_Short problem_
All material below is to be reproduced exactly.

_Stored dataset items_
= = =
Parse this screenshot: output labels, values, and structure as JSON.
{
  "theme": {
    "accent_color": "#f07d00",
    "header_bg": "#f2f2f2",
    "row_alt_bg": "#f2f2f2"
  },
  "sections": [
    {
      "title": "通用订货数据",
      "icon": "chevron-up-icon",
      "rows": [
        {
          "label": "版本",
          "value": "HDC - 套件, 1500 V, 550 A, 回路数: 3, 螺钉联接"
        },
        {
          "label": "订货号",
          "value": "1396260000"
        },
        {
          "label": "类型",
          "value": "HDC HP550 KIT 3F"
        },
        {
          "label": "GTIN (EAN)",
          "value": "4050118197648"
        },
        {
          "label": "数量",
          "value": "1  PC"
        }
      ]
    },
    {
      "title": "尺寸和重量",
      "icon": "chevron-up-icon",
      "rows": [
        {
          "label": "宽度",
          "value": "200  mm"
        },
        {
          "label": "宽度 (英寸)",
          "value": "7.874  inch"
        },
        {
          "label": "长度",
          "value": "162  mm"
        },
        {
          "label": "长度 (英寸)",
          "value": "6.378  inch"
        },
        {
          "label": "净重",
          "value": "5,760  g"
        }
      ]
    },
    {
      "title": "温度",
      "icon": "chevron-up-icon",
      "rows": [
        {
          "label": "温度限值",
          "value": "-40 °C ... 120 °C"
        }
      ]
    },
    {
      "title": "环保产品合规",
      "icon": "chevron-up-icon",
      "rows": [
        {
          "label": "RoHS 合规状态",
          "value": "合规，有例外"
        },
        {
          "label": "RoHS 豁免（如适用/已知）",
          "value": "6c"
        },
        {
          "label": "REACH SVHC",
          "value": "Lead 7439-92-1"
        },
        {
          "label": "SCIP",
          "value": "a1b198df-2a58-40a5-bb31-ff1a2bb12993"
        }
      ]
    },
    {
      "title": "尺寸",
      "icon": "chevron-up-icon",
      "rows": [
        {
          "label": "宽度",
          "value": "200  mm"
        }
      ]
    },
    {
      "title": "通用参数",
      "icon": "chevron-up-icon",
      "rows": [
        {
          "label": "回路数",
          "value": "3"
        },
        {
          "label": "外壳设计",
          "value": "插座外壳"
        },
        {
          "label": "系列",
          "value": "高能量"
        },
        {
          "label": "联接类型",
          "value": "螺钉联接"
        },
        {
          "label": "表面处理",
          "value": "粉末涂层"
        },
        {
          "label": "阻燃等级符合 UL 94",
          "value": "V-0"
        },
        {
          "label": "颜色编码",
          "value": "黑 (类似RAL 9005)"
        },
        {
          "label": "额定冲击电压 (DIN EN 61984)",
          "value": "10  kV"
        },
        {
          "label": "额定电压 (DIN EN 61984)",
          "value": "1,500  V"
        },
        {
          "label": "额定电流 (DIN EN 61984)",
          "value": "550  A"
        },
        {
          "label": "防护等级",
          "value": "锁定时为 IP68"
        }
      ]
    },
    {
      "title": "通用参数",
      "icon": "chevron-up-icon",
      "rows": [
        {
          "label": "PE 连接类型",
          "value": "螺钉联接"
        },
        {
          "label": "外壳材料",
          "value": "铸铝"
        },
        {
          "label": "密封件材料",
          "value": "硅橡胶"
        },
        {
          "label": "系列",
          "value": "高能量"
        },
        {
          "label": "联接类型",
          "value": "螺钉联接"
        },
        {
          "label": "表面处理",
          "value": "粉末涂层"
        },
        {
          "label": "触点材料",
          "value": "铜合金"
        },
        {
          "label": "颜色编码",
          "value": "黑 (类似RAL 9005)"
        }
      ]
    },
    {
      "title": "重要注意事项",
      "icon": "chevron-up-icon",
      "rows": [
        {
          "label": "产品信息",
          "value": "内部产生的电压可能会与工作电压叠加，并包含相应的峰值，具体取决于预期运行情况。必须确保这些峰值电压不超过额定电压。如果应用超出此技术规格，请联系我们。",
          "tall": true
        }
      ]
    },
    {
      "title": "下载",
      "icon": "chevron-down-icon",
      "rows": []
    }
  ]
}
= = =
_Task answer_
Parse this screenshot: output labels, values, and structure as JSON.
{
  "theme": {
    "accent_color": "#f07d00",
    "header_bg": "#f2f2f2",
    "row_alt_bg": "#f2f2f2"
  },
  "sections": [
    {
      "title": "通用订货数据",
      "icon": "chevron-up-icon",
      "rows": [
        {
          "label": "版本",
          "value": "HDC - 套件, 1500 V, 550 A, 回路数: 3, 螺钉联接"
        },
        {
          "label": "订货号",
          "value": "1396260000"
        },
        {
          "label": "类型",
          "value": "HDC HP550 KIT 3F"
        },
        {
          "label": "GTIN (EAN)",
          "value": "4050118197648"
        },
        {
          "label": "数量",
          "value": "1  PC"
        }
      ]
    },
    {
      "title": "尺寸和重量",
      "icon": "chevron-up-icon",
      "rows": [
        {
          "label": "宽度",
          "value": "200  mm"
        },
        {
          "label": "宽度 (英寸)",
          "value": "7.874  inch"
        },
        {
          "label": "长度",
          "value": "162  mm"
        },
        {
          "label": "长度 (英寸)",
          "value": "6.378  inch"
        },
        {
          "label": "净重",
          "value": "5,760  g"
        }
      ]
    },
    {
      "title": "温度",
      "icon": "chevron-up-icon",
      "rows": [
        {
          "label": "温度限值",
          "value": "-40 °C ... 120 °C"
        }
      ]
    },
    {
      "title": "环保产品合规",
      "icon": "chevron-up-icon",
      "rows": [
        {
          "label": "RoHS 合规状态",
          "value": "合规，有例外"
        },
        {
          "label": "RoHS 豁免（如适用/已知）",
          "value": "6c"
        },
        {
          "label": "REACH SVHC",
          "value": "Lead 7439-92-1"
        },
        {
          "label": "SCIP",
          "value": "a1b198df-2a58-40a5-bb31-ff1a2bb12993"
        }
      ]
    },
    {
      "title": "尺寸",
      "icon": "chevron-up-icon",
      "rows": [
        {
          "label": "宽度",
          "value": "200  mm"
        }
      ]
    },
    {
      "title": "通用参数",
      "icon": "chevron-up-icon",
      "rows": [
        {
          "label": "回路数",
          "value": "3"
        },
        {
          "label": "外壳设计",
          "value": "插座外壳"
        },
        {
          "label": "系列",
          "value": "高能量"
        },
        {
          "label": "联接类型",
          "value": "螺钉联接"
        },
        {
          "label": "表面处理",
          "value": "粉末涂层"
        },
        {
          "label": "阻燃等级符合 UL 94",
          "value": "V-0"
        },
        {
          "label": "颜色编码",
          "value": "黑 (类似RAL 9005)"
        },
        {
          "label": "额定冲击电压 (DIN EN 61984)",
          "value": "10  kV"
        },
        {
          "label": "额定电压 (DIN EN 61984)",
          "value": "1,500  V"
        },
        {
          "label": "额定电流 (DIN EN 61984)",
          "value": "550  A"
        },
        {
          "label": "防护等级",
          "value": "锁定时为 IP68"
        }
      ]
    },
    {
      "title": "通用参数",
      "icon": "chevron-up-icon",
      "rows": [
        {
          "label": "PE 连接类型",
          "value": "螺钉联接"
        },
        {
          "label": "外壳材料",
          "value": "铸铝"
        },
        {
          "label": "密封件材料",
          "value": "硅橡胶"
        },
        {
          "label": "系列",
          "value": "高能量"
        },
        {
          "label": "联接类型",
          "value": "螺钉联接"
        },
        {
          "label": "表面处理",
          "value": "粉末涂层"
        },
        {
          "label": "触点材料",
          "value": "铜合金"
        },
        {
          "label": "颜色编码",
          "value": "黑 (类似RAL 9005)"
        }
      ]
    },
    {
      "title": "重要注意事项",
      "icon": "chevron-up-icon",
      "rows": [
        {
          "label": "产品信息",
          "value": "内部产生的电压可能会与工作电压叠加，并包含相应的峰值，具体取决于预期运行情况。必须确保这些峰值电压不超过额定电压。如果应用超出此技术规格，请联系我们。",
          "tall": true
        }
      ]
    },
    {
      "title": "下载",
      "icon": "chevron-down-icon",
      "rows": []
    }
  ]
}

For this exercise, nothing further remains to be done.